*PROBLEM DETAILS*
Across the entries, how many lines have the string "Gasóleo" in them? Reply with only a number.

*DATA TO PROCESS*
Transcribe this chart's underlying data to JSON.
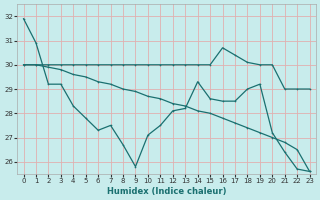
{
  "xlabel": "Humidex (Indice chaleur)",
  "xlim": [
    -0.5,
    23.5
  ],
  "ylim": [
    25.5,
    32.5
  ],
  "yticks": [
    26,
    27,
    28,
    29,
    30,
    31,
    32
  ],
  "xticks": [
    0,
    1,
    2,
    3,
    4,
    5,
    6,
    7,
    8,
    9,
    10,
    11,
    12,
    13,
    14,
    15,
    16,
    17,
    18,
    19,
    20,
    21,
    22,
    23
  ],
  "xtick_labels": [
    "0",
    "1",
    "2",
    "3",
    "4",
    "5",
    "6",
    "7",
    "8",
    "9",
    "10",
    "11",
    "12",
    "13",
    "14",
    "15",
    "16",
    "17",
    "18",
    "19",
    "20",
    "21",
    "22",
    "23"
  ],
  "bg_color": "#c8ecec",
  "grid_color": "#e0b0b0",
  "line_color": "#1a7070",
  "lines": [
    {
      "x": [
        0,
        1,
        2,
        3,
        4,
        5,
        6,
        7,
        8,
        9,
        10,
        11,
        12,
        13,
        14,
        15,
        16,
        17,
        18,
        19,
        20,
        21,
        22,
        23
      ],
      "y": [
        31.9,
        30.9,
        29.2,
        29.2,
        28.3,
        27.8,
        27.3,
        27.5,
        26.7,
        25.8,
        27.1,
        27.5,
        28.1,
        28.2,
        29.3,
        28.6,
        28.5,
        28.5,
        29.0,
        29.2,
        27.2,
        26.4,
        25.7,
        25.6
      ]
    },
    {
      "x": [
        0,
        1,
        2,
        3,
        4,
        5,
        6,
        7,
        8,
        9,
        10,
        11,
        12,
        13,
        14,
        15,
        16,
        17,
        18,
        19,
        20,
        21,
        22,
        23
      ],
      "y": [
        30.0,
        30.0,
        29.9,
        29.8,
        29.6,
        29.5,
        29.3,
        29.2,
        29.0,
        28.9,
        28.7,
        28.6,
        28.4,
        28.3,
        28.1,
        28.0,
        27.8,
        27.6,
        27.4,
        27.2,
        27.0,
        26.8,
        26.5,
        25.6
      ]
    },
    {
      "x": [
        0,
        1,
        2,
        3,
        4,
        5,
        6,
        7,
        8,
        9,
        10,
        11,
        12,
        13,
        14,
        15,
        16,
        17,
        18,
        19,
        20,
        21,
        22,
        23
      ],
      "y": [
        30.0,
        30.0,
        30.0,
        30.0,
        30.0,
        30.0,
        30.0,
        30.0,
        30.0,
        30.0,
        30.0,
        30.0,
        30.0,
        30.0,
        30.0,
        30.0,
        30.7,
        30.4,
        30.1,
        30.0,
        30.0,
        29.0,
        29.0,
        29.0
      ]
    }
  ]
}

==

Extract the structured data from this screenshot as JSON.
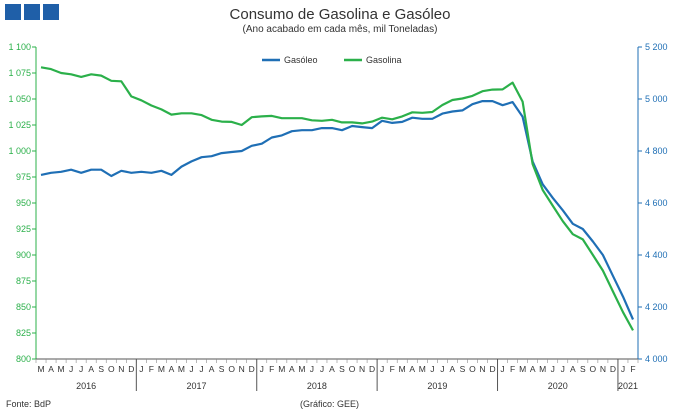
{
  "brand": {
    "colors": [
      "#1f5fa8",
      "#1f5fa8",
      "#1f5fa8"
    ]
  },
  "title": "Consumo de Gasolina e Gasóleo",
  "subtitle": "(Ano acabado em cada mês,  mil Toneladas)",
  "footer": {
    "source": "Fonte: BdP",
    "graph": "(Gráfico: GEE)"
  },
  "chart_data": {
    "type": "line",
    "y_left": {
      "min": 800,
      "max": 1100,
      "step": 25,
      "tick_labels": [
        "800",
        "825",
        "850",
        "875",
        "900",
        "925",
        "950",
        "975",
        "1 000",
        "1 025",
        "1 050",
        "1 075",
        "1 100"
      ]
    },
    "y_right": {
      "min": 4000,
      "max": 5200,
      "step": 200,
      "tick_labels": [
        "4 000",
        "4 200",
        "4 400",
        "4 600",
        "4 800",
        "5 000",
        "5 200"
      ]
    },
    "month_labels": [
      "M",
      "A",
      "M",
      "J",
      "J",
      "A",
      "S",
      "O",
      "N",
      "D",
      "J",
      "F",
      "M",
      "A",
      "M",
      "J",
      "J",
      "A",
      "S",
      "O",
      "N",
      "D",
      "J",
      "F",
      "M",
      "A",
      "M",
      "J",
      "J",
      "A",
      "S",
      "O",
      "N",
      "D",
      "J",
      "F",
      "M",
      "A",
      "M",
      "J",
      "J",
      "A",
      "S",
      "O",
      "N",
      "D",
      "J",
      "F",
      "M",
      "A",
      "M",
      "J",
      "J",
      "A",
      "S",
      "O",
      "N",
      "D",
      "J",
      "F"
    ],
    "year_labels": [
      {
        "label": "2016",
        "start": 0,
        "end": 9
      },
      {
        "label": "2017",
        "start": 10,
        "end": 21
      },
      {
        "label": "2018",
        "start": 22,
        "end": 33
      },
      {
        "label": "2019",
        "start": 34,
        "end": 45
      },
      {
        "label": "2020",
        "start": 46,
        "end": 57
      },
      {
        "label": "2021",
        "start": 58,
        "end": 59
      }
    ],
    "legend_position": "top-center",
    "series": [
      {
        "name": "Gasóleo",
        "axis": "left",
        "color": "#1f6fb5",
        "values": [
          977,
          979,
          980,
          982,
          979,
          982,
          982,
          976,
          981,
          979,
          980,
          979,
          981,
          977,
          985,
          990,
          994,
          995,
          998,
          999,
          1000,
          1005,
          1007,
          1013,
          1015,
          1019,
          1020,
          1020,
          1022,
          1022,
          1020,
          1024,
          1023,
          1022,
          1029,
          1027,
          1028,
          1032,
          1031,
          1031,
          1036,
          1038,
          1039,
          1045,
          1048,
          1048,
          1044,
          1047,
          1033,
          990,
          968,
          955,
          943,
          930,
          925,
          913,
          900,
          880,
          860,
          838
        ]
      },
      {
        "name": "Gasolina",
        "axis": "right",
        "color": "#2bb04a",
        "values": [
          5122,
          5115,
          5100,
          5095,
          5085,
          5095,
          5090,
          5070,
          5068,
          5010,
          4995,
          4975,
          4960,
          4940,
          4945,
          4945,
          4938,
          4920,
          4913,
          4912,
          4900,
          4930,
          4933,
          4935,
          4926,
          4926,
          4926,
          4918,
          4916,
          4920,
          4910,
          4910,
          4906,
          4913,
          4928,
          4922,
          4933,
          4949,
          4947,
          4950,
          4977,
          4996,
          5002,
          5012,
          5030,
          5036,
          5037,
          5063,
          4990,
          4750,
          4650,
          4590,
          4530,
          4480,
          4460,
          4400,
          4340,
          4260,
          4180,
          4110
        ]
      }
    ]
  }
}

*WRITTEN ANSWER*
2